**Set problem:**
How many of these lines hold the string "vitis"? Answer with the number only.

[Recorded data]
============
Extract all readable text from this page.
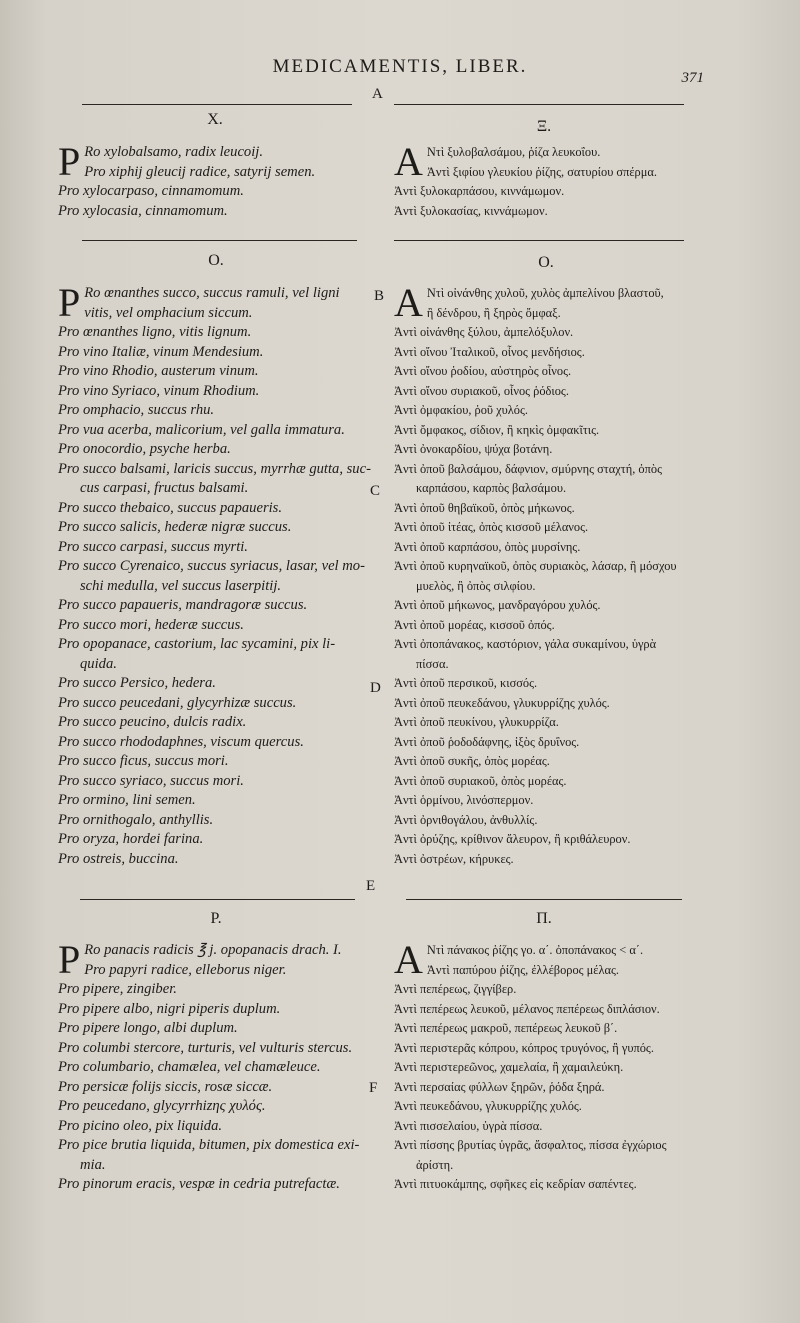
MEDICAMENTIS, LIBER.
371
A
B
C
D
E
F
X.	Ξ.
P Ro xylobalsamo, radix leucoij.
Pro xiphij gleucij radice, satyrij semen.
Pro xylocarpaso, cinnamomum.
Pro xylocasia, cinnamomum.
A Ντὶ ξυλοβαλσάμου, ῥίζα λευκοΐου.
Ἀντὶ ξιφίου γλευκίου ῥίζης, σατυρίου σπέρμα.
Ἀντὶ ξυλοκαρπάσου, κιννάμωμον.
Ἀντὶ ξυλοκασίας, κιννάμωμον.
O.	O.
P Ro œnanthes succo, succus ramuli, vel ligni
vitis, vel omphacium siccum.
Pro œnanthes ligno, vitis lignum.
Pro vino Italiæ, vinum Mendesium.
Pro vino Rhodio, austerum vinum.
Pro vino Syriaco, vinum Rhodium.
Pro omphacio, succus rhu.
Pro vua acerba, malicorium, vel galla immatura.
Pro onocordio, psyche herba.
Pro succo balsami, laricis succus, myrrhæ gutta, suc-
cus carpasi, fructus balsami.
Pro succo thebaico, succus papaueris.
Pro succo salicis, hederæ nigræ succus.
Pro succo carpasi, succus myrti.
Pro succo Cyrenaico, succus syriacus, lasar, vel mo-
schi medulla, vel succus laserpitij.
Pro succo papaueris, mandragoræ succus.
Pro succo mori, hederæ succus.
Pro opopanace, castorium, lac sycamini, pix li-
quida.
Pro succo Persico, hedera.
Pro succo peucedani, glycyrhizæ succus.
Pro succo peucino, dulcis radix.
Pro succo rhododaphnes, viscum quercus.
Pro succo ficus, succus mori.
Pro succo syriaco, succus mori.
Pro ormino, lini semen.
Pro ornithogalo, anthyllis.
Pro oryza, hordei farina.
Pro ostreis, buccina.
A Ντὶ οἰνάνθης χυλοῦ, χυλὸς ἀμπελίνου βλαστοῦ,
ἢ δένδρου, ἢ ξηρὸς ὄμφαξ.
Ἀντὶ οἰνάνθης ξύλου, ἀμπελόξυλον.
Ἀντὶ οἴνου Ἰταλικοῦ, οἶνος μενδήσιος.
Ἀντὶ οἴνου ῥοδίου, αὐστηρὸς οἶνος.
Ἀντὶ οἴνου συριακοῦ, οἶνος ῥόδιος.
Ἀντὶ ὀμφακίου, ῥοῦ χυλός.
Ἀντὶ ὄμφακος, σίδιον, ἢ κηκὶς ὀμφακῖτις.
Ἀντὶ ὀνοκαρδίου, ψύχα βοτάνη.
Ἀντὶ ὀποῦ βαλσάμου, δάφνιον, σμύρνης σταχτή, ὀπὸς
καρπάσου, καρπὸς βαλσάμου.
Ἀντὶ ὀποῦ θηβαϊκοῦ, ὀπὸς μήκωνος.
Ἀντὶ ὀποῦ ἰτέας, ὀπὸς κισσοῦ μέλανος.
Ἀντὶ ὀποῦ καρπάσου, ὀπὸς μυρσίνης.
Ἀντὶ ὀποῦ κυρηναϊκοῦ, ὀπὸς συριακὸς, λάσαρ, ἢ μόσχου
μυελὸς, ἢ ὀπὸς σιλφίου.
Ἀντὶ ὀποῦ μήκωνος, μανδραγόρου χυλός.
Ἀντὶ ὀποῦ μορέας, κισσοῦ ὀπός.
Ἀντὶ ὀποπάνακος, καστόριον, γάλα συκαμίνου, ὑγρὰ
πίσσα.
Ἀντὶ ὀποῦ περσικοῦ, κισσός.
Ἀντὶ ὀποῦ πευκεδάνου, γλυκυρρίζης χυλός.
Ἀντὶ ὀποῦ πευκίνου, γλυκυρρίζα.
Ἀντὶ ὀποῦ ῥοδοδάφνης, ἰξὸς δρυΐνος.
Ἀντὶ ὀποῦ συκῆς, ὀπὸς μορέας.
Ἀντὶ ὀποῦ συριακοῦ, ὀπὸς μορέας.
Ἀντὶ ὁρμίνου, λινόσπερμον.
Ἀντὶ ὀρνιθογάλου, ἀνθυλλίς.
Ἀντὶ ὀρύζης, κρίθινον ἄλευρον, ἢ κριθάλευρον.
Ἀντὶ ὀστρέων, κήρυκες.
P.	Π.
P Ro panacis radicis ℥ j. opopanacis drach. I.
Pro papyri radice, elleborus niger.
Pro pipere, zingiber.
Pro pipere albo, nigri piperis duplum.
Pro pipere longo, albi duplum.
Pro columbi stercore, turturis, vel vulturis stercus.
Pro columbario, chamælea, vel chamæleuce.
Pro persicæ folijs siccis, rosæ siccæ.
Pro peucedano, glycyrrhizης χυλός.
Pro picino oleo, pix liquida.
Pro pice brutia liquida, bitumen, pix domestica exi-
mia.
Pro pinorum eracis, vespæ in cedria putrefactæ.
A Ντὶ πάνακος ῥίζης γο. α΄. ὀποπάνακος < α΄.
Ἀντὶ παπύρου ῥίζης, ἐλλέβορος μέλας.
Ἀντὶ πεπέρεως, ζιγγίβερ.
Ἀντὶ πεπέρεως λευκοῦ, μέλανος πεπέρεως διπλάσιον.
Ἀντὶ πεπέρεως μακροῦ, πεπέρεως λευκοῦ β΄.
Ἀντὶ περιστερᾶς κόπρου, κόπρος τρυγόνος, ἢ γυπός.
Ἀντὶ περιστερεῶνος, χαμελαία, ἢ χαμαιλεύκη.
Ἀντὶ περσαίας φύλλων ξηρῶν, ῥόδα ξηρά.
Ἀντὶ πευκεδάνου, γλυκυρρίζης χυλός.
Ἀντὶ πισσελαίου, ὑγρὰ πίσσα.
Ἀντὶ πίσσης βρυτίας ὑγρᾶς, ἄσφαλτος, πίσσα ἐγχώριος
ἀρίστη.
Ἀντὶ πιτυοκάμπης, σφῆκες εἰς κεδρίαν σαπέντες.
============
**Result for this exercise:**
2